Dataset rows

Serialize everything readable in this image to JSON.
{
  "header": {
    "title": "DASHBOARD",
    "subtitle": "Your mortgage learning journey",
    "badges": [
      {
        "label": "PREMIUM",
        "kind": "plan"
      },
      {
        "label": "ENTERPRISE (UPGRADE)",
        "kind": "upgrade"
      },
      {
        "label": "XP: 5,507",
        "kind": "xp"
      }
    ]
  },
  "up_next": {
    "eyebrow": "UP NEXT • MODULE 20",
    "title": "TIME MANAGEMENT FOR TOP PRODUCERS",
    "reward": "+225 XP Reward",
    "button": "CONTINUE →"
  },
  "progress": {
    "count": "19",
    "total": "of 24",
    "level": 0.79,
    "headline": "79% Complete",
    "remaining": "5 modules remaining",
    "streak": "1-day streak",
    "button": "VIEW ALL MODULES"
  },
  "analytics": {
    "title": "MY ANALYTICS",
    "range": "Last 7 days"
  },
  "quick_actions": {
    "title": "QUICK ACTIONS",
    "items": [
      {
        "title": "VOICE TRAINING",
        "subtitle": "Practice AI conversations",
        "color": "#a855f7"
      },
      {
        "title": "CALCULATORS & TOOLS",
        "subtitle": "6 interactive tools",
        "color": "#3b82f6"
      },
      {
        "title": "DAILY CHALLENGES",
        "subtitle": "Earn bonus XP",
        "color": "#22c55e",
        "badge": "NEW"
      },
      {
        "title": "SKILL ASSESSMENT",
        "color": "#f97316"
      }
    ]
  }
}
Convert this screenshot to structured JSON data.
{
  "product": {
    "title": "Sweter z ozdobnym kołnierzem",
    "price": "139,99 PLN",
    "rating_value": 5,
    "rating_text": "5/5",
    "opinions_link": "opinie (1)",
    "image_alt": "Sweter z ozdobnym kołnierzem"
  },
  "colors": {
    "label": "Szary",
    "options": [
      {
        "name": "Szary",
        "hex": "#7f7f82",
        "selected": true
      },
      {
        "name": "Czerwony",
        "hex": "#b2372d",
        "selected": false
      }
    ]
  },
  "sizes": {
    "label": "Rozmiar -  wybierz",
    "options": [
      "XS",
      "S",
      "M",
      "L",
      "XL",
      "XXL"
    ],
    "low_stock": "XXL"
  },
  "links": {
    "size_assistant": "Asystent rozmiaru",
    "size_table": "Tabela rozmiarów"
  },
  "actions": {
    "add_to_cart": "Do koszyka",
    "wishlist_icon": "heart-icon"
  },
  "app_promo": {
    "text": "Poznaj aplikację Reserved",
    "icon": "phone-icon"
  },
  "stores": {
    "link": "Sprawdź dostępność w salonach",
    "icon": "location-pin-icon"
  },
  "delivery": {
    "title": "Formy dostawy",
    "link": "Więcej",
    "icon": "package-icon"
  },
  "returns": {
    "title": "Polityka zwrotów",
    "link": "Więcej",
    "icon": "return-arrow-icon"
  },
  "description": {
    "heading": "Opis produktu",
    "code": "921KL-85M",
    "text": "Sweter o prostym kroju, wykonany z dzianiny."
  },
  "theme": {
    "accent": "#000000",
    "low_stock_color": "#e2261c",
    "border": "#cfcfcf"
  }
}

§ Instruction
Extract every record and return it verbatim.

§ The answer
Serialize everything readable in this image to JSON.
{
  "header": {
    "title": "DASHBOARD",
    "subtitle": "Your mortgage learning journey",
    "badges": [
      {
        "label": "PREMIUM",
        "kind": "plan"
      },
      {
        "label": "ENTERPRISE (UPGRADE)",
        "kind": "upgrade"
      },
      {
        "label": "XP: 5,507",
        "kind": "xp"
      }
    ]
  },
  "up_next": {
    "eyebrow": "UP NEXT • MODULE 20",
    "title": "TIME MANAGEMENT FOR TOP PRODUCERS",
    "reward": "+225 XP Reward",
    "button": "CONTINUE →"
  },
  "progress": {
    "count": "19",
    "total": "of 24",
    "level": 0.79,
    "headline": "79% Complete",
    "remaining": "5 modules remaining",
    "streak": "1-day streak",
    "button": "VIEW ALL MODULES"
  },
  "analytics": {
    "title": "MY ANALYTICS",
    "range": "Last 7 days"
  },
  "quick_actions": {
    "title": "QUICK ACTIONS",
    "items": [
      {
        "title": "VOICE TRAINING",
        "subtitle": "Practice AI conversations",
        "color": "#a855f7"
      },
      {
        "title": "CALCULATORS & TOOLS",
        "subtitle": "6 interactive tools",
        "color": "#3b82f6"
      },
      {
        "title": "DAILY CHALLENGES",
        "subtitle": "Earn bonus XP",
        "color": "#22c55e",
        "badge": "NEW"
      },
      {
        "title": "SKILL ASSESSMENT",
        "color": "#f97316"
      }
    ]
  }
}
Convert this screenshot to structured JSON data.
{
  "product": {
    "title": "Sweter z ozdobnym kołnierzem",
    "price": "139,99 PLN",
    "rating_value": 5,
    "rating_text": "5/5",
    "opinions_link": "opinie (1)",
    "image_alt": "Sweter z ozdobnym kołnierzem"
  },
  "colors": {
    "label": "Szary",
    "options": [
      {
        "name": "Szary",
        "hex": "#7f7f82",
        "selected": true
      },
      {
        "name": "Czerwony",
        "hex": "#b2372d",
        "selected": false
      }
    ]
  },
  "sizes": {
    "label": "Rozmiar -  wybierz",
    "options": [
      "XS",
      "S",
      "M",
      "L",
      "XL",
      "XXL"
    ],
    "low_stock": "XXL"
  },
  "links": {
    "size_assistant": "Asystent rozmiaru",
    "size_table": "Tabela rozmiarów"
  },
  "actions": {
    "add_to_cart": "Do koszyka",
    "wishlist_icon": "heart-icon"
  },
  "app_promo": {
    "text": "Poznaj aplikację Reserved",
    "icon": "phone-icon"
  },
  "stores": {
    "link": "Sprawdź dostępność w salonach",
    "icon": "location-pin-icon"
  },
  "delivery": {
    "title": "Formy dostawy",
    "link": "Więcej",
    "icon": "package-icon"
  },
  "returns": {
    "title": "Polityka zwrotów",
    "link": "Więcej",
    "icon": "return-arrow-icon"
  },
  "description": {
    "heading": "Opis produktu",
    "code": "921KL-85M",
    "text": "Sweter o prostym kroju, wykonany z dzianiny."
  },
  "theme": {
    "accent": "#000000",
    "low_stock_color": "#e2261c",
    "border": "#cfcfcf"
  }
}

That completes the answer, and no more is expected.